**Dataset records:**
BEGIN

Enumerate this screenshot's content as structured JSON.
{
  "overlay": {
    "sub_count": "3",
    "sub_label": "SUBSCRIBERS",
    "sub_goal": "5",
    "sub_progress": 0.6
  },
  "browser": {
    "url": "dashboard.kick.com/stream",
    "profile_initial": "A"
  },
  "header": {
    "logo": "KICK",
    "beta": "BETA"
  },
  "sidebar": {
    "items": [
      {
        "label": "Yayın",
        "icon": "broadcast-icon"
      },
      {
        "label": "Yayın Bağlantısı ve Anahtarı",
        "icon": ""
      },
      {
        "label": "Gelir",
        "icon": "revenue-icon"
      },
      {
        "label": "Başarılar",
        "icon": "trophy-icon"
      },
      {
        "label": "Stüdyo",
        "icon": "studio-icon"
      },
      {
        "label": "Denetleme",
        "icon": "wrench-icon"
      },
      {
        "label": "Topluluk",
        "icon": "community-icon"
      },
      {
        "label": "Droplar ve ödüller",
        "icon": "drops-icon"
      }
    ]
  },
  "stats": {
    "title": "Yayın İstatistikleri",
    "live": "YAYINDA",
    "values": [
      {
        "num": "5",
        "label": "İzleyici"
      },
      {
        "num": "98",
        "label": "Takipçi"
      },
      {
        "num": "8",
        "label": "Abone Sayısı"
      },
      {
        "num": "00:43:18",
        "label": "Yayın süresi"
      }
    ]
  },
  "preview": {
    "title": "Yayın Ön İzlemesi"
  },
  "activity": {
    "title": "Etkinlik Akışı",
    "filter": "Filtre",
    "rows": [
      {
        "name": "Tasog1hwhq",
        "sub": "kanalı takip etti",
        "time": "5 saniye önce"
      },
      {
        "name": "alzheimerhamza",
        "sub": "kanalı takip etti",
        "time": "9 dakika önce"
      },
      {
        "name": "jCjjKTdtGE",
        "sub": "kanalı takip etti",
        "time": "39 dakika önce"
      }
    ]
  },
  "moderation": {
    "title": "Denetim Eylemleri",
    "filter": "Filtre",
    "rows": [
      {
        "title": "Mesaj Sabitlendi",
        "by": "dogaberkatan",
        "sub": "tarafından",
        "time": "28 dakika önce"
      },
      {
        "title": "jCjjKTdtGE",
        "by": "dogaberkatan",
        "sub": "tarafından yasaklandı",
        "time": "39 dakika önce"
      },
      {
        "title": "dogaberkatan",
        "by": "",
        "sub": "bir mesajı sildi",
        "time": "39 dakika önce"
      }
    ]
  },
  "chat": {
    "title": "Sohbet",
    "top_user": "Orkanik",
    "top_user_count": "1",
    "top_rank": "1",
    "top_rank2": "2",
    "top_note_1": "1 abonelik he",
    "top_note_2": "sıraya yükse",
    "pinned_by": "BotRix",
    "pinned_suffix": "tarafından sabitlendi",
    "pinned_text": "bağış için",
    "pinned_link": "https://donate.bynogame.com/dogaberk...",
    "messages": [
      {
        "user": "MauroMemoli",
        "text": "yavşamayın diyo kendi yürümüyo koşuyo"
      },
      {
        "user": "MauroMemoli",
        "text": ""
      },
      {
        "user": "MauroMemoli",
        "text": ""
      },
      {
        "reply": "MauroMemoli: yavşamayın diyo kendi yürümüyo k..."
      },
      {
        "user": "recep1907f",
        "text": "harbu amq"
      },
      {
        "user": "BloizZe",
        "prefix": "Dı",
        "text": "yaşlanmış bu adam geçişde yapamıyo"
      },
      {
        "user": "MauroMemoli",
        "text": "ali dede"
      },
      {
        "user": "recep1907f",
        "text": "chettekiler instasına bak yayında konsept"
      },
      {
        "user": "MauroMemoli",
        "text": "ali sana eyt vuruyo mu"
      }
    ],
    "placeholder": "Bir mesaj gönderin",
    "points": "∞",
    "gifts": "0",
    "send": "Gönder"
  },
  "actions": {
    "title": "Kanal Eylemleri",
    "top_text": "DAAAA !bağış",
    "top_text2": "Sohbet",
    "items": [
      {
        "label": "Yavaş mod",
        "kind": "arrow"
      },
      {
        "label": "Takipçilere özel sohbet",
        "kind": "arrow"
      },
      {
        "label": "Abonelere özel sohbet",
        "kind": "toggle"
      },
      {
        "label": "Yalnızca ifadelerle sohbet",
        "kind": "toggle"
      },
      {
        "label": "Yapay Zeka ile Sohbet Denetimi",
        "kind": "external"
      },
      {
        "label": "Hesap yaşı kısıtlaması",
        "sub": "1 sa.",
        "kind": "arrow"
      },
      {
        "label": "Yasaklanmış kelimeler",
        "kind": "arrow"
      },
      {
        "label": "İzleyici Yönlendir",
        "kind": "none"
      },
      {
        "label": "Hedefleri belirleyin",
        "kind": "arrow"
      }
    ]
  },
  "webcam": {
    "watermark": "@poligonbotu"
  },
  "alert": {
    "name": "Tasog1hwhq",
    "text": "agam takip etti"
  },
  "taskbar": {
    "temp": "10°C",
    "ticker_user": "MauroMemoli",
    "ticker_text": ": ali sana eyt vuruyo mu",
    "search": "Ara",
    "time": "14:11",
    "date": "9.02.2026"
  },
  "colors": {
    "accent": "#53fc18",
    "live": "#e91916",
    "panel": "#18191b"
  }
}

END

**Written instruction:**
Return the entries above exactly, each one complete.

**Result for this task:**
Enumerate this screenshot's content as structured JSON.
{
  "overlay": {
    "sub_count": "3",
    "sub_label": "SUBSCRIBERS",
    "sub_goal": "5",
    "sub_progress": 0.6
  },
  "browser": {
    "url": "dashboard.kick.com/stream",
    "profile_initial": "A"
  },
  "header": {
    "logo": "KICK",
    "beta": "BETA"
  },
  "sidebar": {
    "items": [
      {
        "label": "Yayın",
        "icon": "broadcast-icon"
      },
      {
        "label": "Yayın Bağlantısı ve Anahtarı",
        "icon": ""
      },
      {
        "label": "Gelir",
        "icon": "revenue-icon"
      },
      {
        "label": "Başarılar",
        "icon": "trophy-icon"
      },
      {
        "label": "Stüdyo",
        "icon": "studio-icon"
      },
      {
        "label": "Denetleme",
        "icon": "wrench-icon"
      },
      {
        "label": "Topluluk",
        "icon": "community-icon"
      },
      {
        "label": "Droplar ve ödüller",
        "icon": "drops-icon"
      }
    ]
  },
  "stats": {
    "title": "Yayın İstatistikleri",
    "live": "YAYINDA",
    "values": [
      {
        "num": "5",
        "label": "İzleyici"
      },
      {
        "num": "98",
        "label": "Takipçi"
      },
      {
        "num": "8",
        "label": "Abone Sayısı"
      },
      {
        "num": "00:43:18",
        "label": "Yayın süresi"
      }
    ]
  },
  "preview": {
    "title": "Yayın Ön İzlemesi"
  },
  "activity": {
    "title": "Etkinlik Akışı",
    "filter": "Filtre",
    "rows": [
      {
        "name": "Tasog1hwhq",
        "sub": "kanalı takip etti",
        "time": "5 saniye önce"
      },
      {
        "name": "alzheimerhamza",
        "sub": "kanalı takip etti",
        "time": "9 dakika önce"
      },
      {
        "name": "jCjjKTdtGE",
        "sub": "kanalı takip etti",
        "time": "39 dakika önce"
      }
    ]
  },
  "moderation": {
    "title": "Denetim Eylemleri",
    "filter": "Filtre",
    "rows": [
      {
        "title": "Mesaj Sabitlendi",
        "by": "dogaberkatan",
        "sub": "tarafından",
        "time": "28 dakika önce"
      },
      {
        "title": "jCjjKTdtGE",
        "by": "dogaberkatan",
        "sub": "tarafından yasaklandı",
        "time": "39 dakika önce"
      },
      {
        "title": "dogaberkatan",
        "by": "",
        "sub": "bir mesajı sildi",
        "time": "39 dakika önce"
      }
    ]
  },
  "chat": {
    "title": "Sohbet",
    "top_user": "Orkanik",
    "top_user_count": "1",
    "top_rank": "1",
    "top_rank2": "2",
    "top_note_1": "1 abonelik he",
    "top_note_2": "sıraya yükse",
    "pinned_by": "BotRix",
    "pinned_suffix": "tarafından sabitlendi",
    "pinned_text": "bağış için",
    "pinned_link": "https://donate.bynogame.com/dogaberk...",
    "messages": [
      {
        "user": "MauroMemoli",
        "text": "yavşamayın diyo kendi yürümüyo koşuyo"
      },
      {
        "user": "MauroMemoli",
        "text": ""
      },
      {
        "user": "MauroMemoli",
        "text": ""
      },
      {
        "reply": "MauroMemoli: yavşamayın diyo kendi yürümüyo k..."
      },
      {
        "user": "recep1907f",
        "text": "harbu amq"
      },
      {
        "user": "BloizZe",
        "prefix": "Dı",
        "text": "yaşlanmış bu adam geçişde yapamıyo"
      },
      {
        "user": "MauroMemoli",
        "text": "ali dede"
      },
      {
        "user": "recep1907f",
        "text": "chettekiler instasına bak yayında konsept"
      },
      {
        "user": "MauroMemoli",
        "text": "ali sana eyt vuruyo mu"
      }
    ],
    "placeholder": "Bir mesaj gönderin",
    "points": "∞",
    "gifts": "0",
    "send": "Gönder"
  },
  "actions": {
    "title": "Kanal Eylemleri",
    "top_text": "DAAAA !bağış",
    "top_text2": "Sohbet",
    "items": [
      {
        "label": "Yavaş mod",
        "kind": "arrow"
      },
      {
        "label": "Takipçilere özel sohbet",
        "kind": "arrow"
      },
      {
        "label": "Abonelere özel sohbet",
        "kind": "toggle"
      },
      {
        "label": "Yalnızca ifadelerle sohbet",
        "kind": "toggle"
      },
      {
        "label": "Yapay Zeka ile Sohbet Denetimi",
        "kind": "external"
      },
      {
        "label": "Hesap yaşı kısıtlaması",
        "sub": "1 sa.",
        "kind": "arrow"
      },
      {
        "label": "Yasaklanmış kelimeler",
        "kind": "arrow"
      },
      {
        "label": "İzleyici Yönlendir",
        "kind": "none"
      },
      {
        "label": "Hedefleri belirleyin",
        "kind": "arrow"
      }
    ]
  },
  "webcam": {
    "watermark": "@poligonbotu"
  },
  "alert": {
    "name": "Tasog1hwhq",
    "text": "agam takip etti"
  },
  "taskbar": {
    "temp": "10°C",
    "ticker_user": "MauroMemoli",
    "ticker_text": ": ali sana eyt vuruyo mu",
    "search": "Ara",
    "time": "14:11",
    "date": "9.02.2026"
  },
  "colors": {
    "accent": "#53fc18",
    "live": "#e91916",
    "panel": "#18191b"
  }
}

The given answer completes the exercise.